What is expected:
Below are records. Find each line in them that holds the word "Tsara" and copy it.

Input for this task:
※ ※ ※

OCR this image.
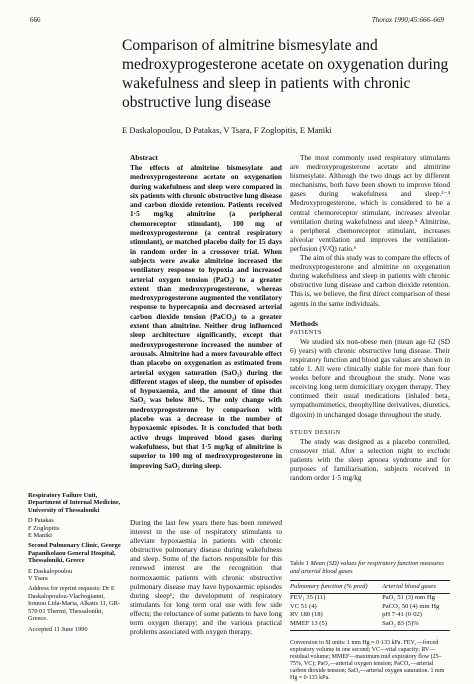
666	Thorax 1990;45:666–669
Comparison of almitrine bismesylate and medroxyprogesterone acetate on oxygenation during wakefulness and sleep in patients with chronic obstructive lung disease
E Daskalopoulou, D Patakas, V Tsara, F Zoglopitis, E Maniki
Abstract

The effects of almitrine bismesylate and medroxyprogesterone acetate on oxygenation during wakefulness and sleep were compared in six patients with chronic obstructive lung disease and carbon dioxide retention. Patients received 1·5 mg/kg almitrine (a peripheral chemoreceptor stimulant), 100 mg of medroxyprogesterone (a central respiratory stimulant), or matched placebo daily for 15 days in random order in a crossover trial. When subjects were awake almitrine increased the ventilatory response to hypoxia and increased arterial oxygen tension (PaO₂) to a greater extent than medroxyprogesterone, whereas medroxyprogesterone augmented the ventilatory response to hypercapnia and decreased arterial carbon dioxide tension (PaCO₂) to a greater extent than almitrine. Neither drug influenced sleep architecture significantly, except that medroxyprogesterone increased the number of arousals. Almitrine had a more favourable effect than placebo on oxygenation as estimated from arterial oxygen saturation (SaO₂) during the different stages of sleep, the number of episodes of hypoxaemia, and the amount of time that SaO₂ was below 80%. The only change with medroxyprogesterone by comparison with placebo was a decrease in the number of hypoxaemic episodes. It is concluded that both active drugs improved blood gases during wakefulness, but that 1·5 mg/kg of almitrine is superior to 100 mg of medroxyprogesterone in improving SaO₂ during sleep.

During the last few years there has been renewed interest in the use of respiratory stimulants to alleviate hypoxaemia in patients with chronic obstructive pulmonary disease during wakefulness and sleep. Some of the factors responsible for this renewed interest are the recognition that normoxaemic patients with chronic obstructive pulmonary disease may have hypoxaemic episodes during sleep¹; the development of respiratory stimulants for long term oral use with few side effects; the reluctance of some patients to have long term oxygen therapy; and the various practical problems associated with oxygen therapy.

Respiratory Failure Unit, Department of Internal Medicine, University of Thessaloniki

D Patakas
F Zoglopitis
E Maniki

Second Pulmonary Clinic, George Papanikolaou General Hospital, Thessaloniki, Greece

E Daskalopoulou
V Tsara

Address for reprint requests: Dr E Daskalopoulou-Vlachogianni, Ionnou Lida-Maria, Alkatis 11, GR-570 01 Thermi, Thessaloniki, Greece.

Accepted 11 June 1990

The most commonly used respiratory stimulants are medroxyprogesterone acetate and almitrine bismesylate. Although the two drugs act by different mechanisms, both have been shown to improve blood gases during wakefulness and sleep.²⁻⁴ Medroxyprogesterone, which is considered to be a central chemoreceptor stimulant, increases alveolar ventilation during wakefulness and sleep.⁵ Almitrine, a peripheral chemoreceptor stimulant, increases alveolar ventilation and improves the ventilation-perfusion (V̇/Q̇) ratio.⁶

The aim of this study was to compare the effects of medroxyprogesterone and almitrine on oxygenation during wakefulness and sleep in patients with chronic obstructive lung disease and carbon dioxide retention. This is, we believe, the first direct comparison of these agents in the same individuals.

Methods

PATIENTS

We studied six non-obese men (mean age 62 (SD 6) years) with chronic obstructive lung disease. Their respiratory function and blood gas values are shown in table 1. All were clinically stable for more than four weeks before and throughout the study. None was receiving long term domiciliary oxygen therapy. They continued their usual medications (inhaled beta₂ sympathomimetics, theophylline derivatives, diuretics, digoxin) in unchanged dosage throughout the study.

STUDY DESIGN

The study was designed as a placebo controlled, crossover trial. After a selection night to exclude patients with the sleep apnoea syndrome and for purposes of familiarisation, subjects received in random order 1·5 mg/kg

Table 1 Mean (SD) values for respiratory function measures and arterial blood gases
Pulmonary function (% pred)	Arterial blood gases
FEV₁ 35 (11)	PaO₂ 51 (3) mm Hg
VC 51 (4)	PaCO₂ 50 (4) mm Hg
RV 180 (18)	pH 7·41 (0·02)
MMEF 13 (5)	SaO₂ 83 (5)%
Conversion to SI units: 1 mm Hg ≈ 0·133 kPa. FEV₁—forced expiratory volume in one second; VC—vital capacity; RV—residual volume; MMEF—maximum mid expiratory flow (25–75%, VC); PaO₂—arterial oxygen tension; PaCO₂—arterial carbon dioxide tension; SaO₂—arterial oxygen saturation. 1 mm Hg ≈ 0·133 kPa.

※ ※ ※

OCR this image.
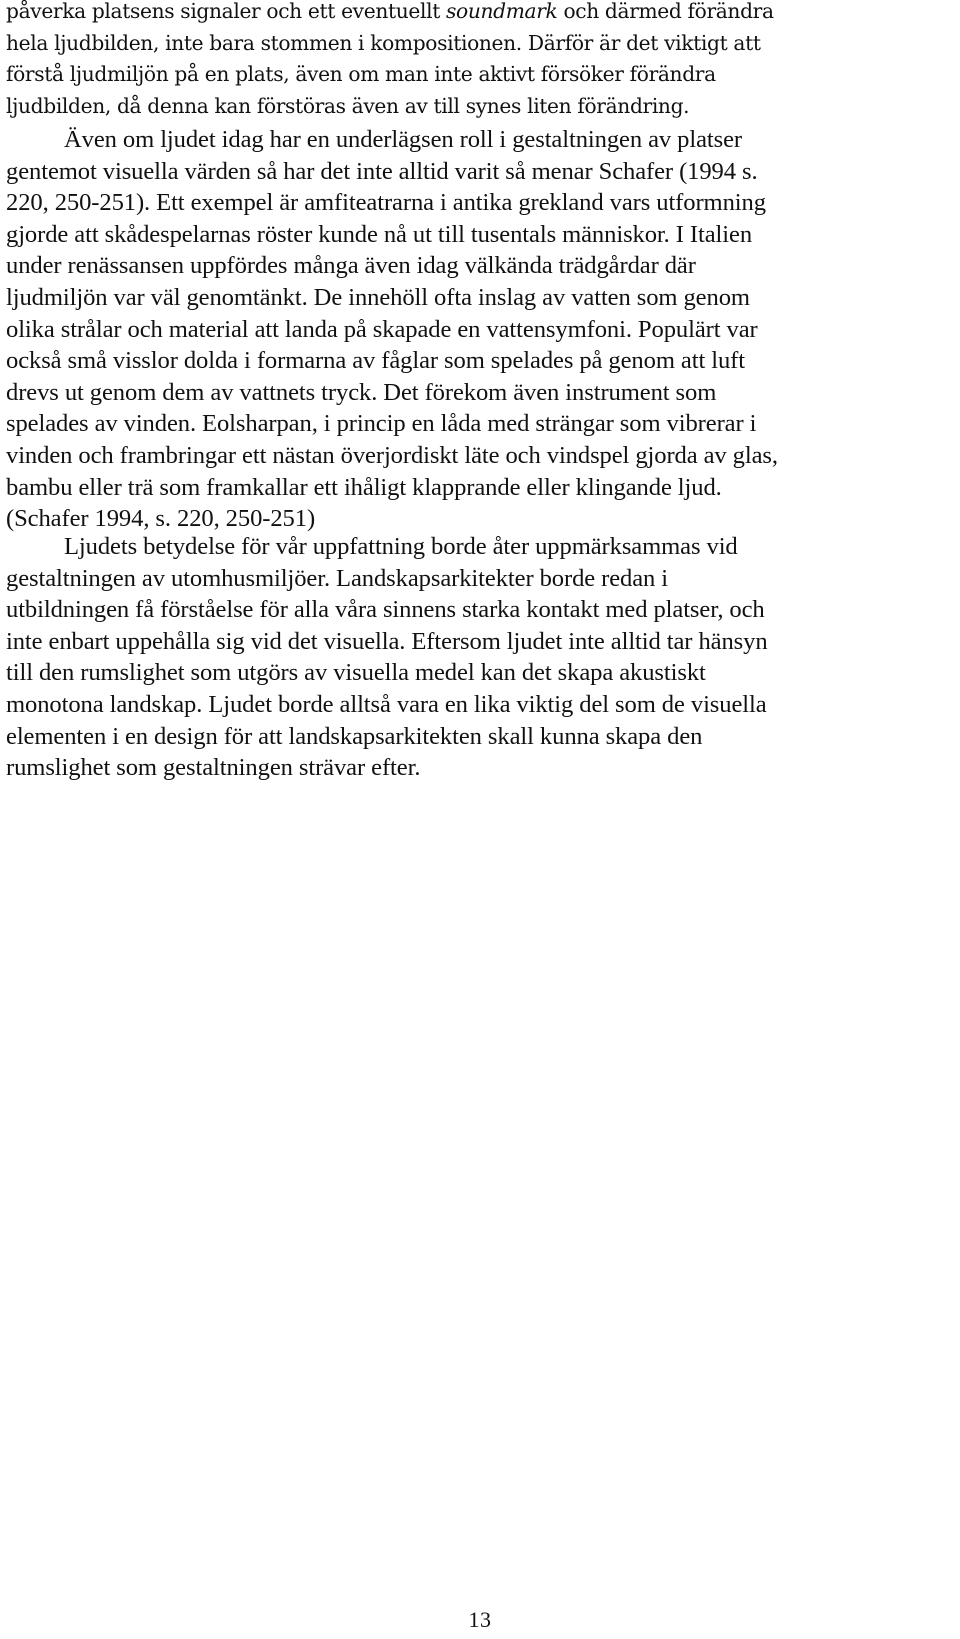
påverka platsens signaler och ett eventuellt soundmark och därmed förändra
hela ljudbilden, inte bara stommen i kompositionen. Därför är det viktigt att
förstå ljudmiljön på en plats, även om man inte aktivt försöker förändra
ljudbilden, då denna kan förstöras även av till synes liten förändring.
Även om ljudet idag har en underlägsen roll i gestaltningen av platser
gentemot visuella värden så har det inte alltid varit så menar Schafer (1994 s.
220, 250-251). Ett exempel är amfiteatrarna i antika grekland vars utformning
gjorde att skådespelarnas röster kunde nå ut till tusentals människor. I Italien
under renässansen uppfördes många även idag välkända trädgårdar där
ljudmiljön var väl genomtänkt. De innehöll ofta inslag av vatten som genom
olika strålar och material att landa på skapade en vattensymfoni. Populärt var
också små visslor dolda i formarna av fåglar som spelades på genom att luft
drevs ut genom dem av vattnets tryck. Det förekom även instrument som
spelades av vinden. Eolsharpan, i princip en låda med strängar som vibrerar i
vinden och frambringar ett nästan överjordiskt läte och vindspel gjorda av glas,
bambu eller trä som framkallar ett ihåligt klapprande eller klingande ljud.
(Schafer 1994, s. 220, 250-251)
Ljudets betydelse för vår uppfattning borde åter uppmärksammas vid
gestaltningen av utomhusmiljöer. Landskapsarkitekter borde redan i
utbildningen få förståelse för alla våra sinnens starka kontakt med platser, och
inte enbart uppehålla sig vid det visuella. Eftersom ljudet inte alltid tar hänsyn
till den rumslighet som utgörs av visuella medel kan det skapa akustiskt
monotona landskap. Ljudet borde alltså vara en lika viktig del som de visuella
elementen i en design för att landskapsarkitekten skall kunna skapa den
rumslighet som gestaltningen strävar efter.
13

※ ※ ※

Task answer:
E Daskalopoulou, D Patakas, V Tsara, F Zoglopitis, E Maniki
V Tsara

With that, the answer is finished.